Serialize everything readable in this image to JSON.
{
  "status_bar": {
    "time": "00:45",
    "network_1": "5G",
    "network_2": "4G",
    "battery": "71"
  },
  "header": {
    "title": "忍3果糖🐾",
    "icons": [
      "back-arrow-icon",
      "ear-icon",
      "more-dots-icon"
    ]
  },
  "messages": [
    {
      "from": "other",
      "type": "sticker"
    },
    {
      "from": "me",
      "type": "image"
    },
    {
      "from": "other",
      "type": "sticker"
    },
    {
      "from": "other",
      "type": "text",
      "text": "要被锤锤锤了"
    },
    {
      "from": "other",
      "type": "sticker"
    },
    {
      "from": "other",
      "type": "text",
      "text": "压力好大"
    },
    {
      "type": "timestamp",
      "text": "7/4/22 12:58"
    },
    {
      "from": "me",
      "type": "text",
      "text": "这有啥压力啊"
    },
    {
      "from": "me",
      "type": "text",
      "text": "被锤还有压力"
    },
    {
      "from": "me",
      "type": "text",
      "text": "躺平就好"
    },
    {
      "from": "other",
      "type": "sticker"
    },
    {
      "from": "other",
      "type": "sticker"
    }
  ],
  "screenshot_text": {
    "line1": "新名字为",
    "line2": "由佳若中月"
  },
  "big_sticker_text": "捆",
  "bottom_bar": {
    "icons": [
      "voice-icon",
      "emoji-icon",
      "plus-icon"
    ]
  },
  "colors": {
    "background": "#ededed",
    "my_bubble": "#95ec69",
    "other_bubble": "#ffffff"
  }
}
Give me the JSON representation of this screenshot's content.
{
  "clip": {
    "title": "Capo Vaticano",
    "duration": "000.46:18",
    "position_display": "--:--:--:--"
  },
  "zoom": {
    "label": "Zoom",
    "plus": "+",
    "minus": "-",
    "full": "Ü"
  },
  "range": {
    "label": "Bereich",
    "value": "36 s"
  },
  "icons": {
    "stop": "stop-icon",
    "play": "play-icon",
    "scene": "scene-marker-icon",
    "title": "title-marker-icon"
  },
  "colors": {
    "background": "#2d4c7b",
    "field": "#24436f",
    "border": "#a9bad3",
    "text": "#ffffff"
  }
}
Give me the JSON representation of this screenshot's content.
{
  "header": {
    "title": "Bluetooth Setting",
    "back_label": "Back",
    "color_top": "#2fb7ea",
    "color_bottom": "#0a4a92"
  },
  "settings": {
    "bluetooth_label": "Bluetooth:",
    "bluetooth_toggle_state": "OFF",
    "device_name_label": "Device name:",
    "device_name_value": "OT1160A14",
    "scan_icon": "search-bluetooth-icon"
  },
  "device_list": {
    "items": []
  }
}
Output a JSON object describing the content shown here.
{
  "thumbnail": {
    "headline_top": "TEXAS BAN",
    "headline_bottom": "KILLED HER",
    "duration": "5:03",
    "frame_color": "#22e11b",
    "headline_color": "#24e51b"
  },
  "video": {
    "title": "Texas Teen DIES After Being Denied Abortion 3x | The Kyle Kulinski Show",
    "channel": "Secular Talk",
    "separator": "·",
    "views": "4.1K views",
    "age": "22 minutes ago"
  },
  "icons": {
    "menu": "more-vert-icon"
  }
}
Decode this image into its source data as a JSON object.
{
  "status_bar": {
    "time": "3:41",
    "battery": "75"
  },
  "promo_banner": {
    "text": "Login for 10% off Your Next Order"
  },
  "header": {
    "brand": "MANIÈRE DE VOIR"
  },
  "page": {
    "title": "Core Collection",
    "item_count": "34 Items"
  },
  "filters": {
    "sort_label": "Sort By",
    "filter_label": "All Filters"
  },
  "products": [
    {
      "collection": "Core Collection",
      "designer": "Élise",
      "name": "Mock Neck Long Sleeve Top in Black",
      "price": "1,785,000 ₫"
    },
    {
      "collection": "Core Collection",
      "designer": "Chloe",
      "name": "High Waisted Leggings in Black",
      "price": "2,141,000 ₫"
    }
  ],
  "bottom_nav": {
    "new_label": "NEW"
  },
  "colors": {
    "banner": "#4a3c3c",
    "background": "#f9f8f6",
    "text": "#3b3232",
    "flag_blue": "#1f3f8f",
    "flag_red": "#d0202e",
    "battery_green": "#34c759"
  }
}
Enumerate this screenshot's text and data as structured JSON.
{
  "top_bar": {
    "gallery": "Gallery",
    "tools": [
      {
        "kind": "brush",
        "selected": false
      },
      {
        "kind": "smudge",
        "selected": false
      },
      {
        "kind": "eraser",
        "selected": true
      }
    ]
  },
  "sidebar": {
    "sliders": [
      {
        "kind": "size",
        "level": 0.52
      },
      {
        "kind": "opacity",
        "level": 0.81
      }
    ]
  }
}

==========

TASK REQUIREMENTS
Search the entries for the string "this" and collect each line that has it.

ANSWER
Serialize everything readable in this image to JSON.
Give me the JSON representation of this screenshot's content.
Give me the JSON representation of this screenshot's content.
Decode this image into its source data as a JSON object.
Enumerate this screenshot's text and data as structured JSON.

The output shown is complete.